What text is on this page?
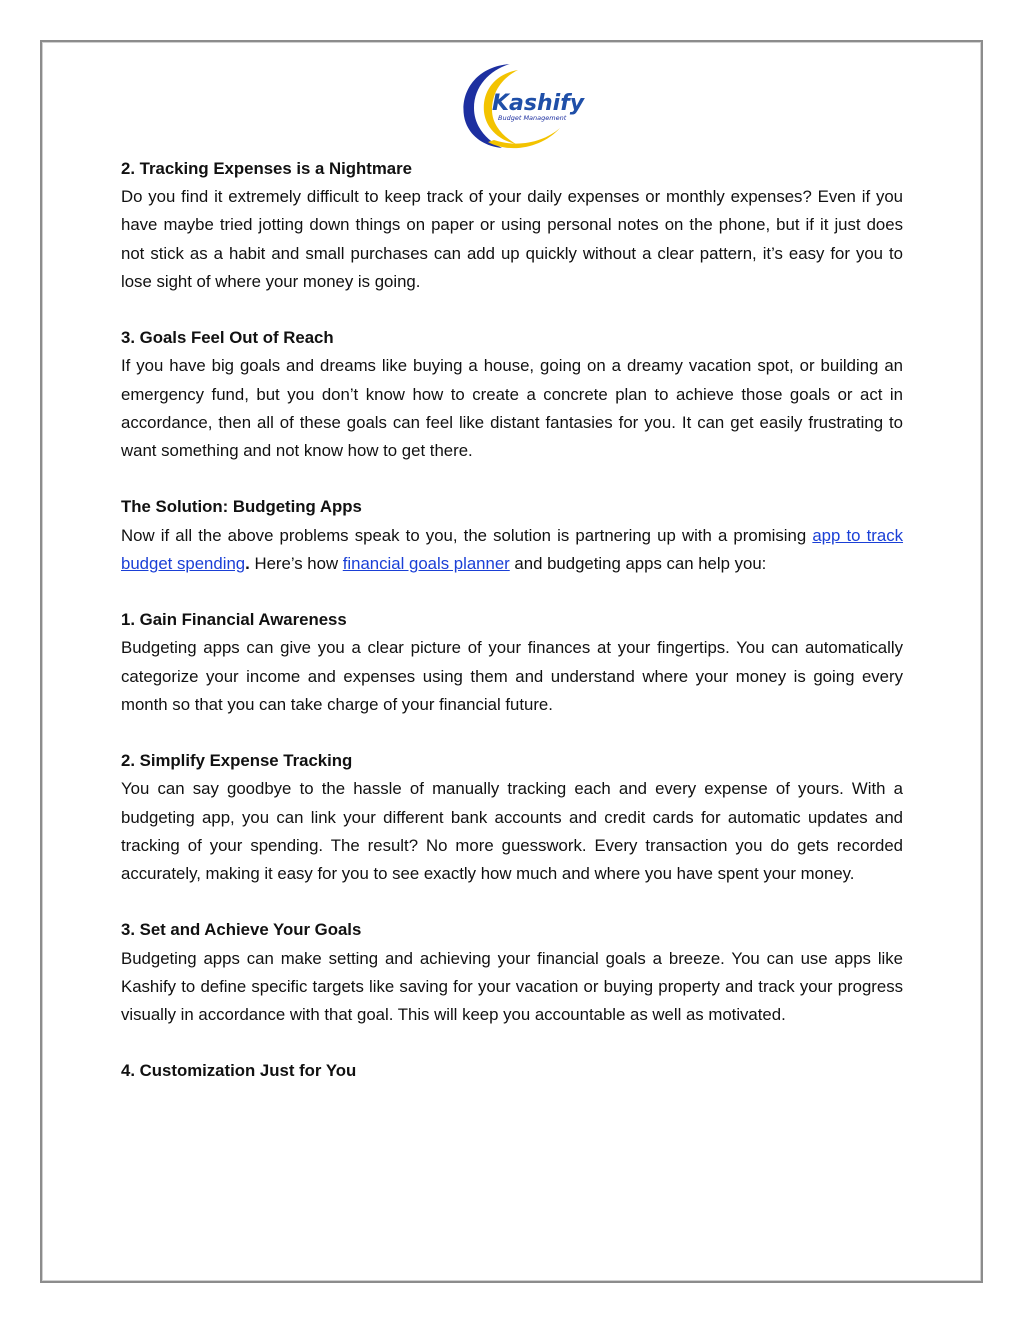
Kashify
Budget Management

2. Tracking Expenses is a Nightmare

Do you find it extremely difficult to keep track of your daily expenses or monthly expenses? Even if you have maybe tried jotting down things on paper or using personal notes on the phone, but if it just does not stick as a habit and small purchases can add up quickly without a clear pattern, it’s easy for you to lose sight of where your money is going.

3. Goals Feel Out of Reach

If you have big goals and dreams like buying a house, going on a dreamy vacation spot, or building an emergency fund, but you don’t know how to create a concrete plan to achieve those goals or act in accordance, then all of these goals can feel like distant fantasies for you. It can get easily frustrating to want something and not know how to get there.

The Solution: Budgeting Apps

Now if all the above problems speak to you, the solution is partnering up with a promising app to track budget spending. Here’s how financial goals planner and budgeting apps can help you:

1. Gain Financial Awareness

Budgeting apps can give you a clear picture of your finances at your fingertips. You can automatically categorize your income and expenses using them and understand where your money is going every month so that you can take charge of your financial future.

2. Simplify Expense Tracking

You can say goodbye to the hassle of manually tracking each and every expense of yours. With a budgeting app, you can link your different bank accounts and credit cards for automatic updates and tracking of your spending. The result? No more guesswork. Every transaction you do gets recorded accurately, making it easy for you to see exactly how much and where you have spent your money.

3. Set and Achieve Your Goals

Budgeting apps can make setting and achieving your financial goals a breeze. You can use apps like Kashify to define specific targets like saving for your vacation or buying property and track your progress visually in accordance with that goal. This will keep you accountable as well as motivated.

4. Customization Just for You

▸ DIRECTIONS FOR THIS TASK
Look through the entries above for the word "have". Copy every line where it shows up.

▸ EXPECTED ANSWER
Do you find it extremely difficult to keep track of your daily expenses or monthly expenses? Even if you have maybe tried jotting down things on paper or using personal notes on the phone, but if it just does not stick as a habit and small purchases can add up quickly without a clear pattern, it’s easy for you to lose sight of where your money is going.
If you have big goals and dreams like buying a house, going on a dreamy vacation spot, or building an emergency fund, but you don’t know how to create a concrete plan to achieve those goals or act in accordance, then all of these goals can feel like distant fantasies for you. It can get easily frustrating to want something and not know how to get there.
You can say goodbye to the hassle of manually tracking each and every expense of yours. With a budgeting app, you can link your different bank accounts and credit cards for automatic updates and tracking of your spending. The result? No more guesswork. Every transaction you do gets recorded accurately, making it easy for you to see exactly how much and where you have spent your money.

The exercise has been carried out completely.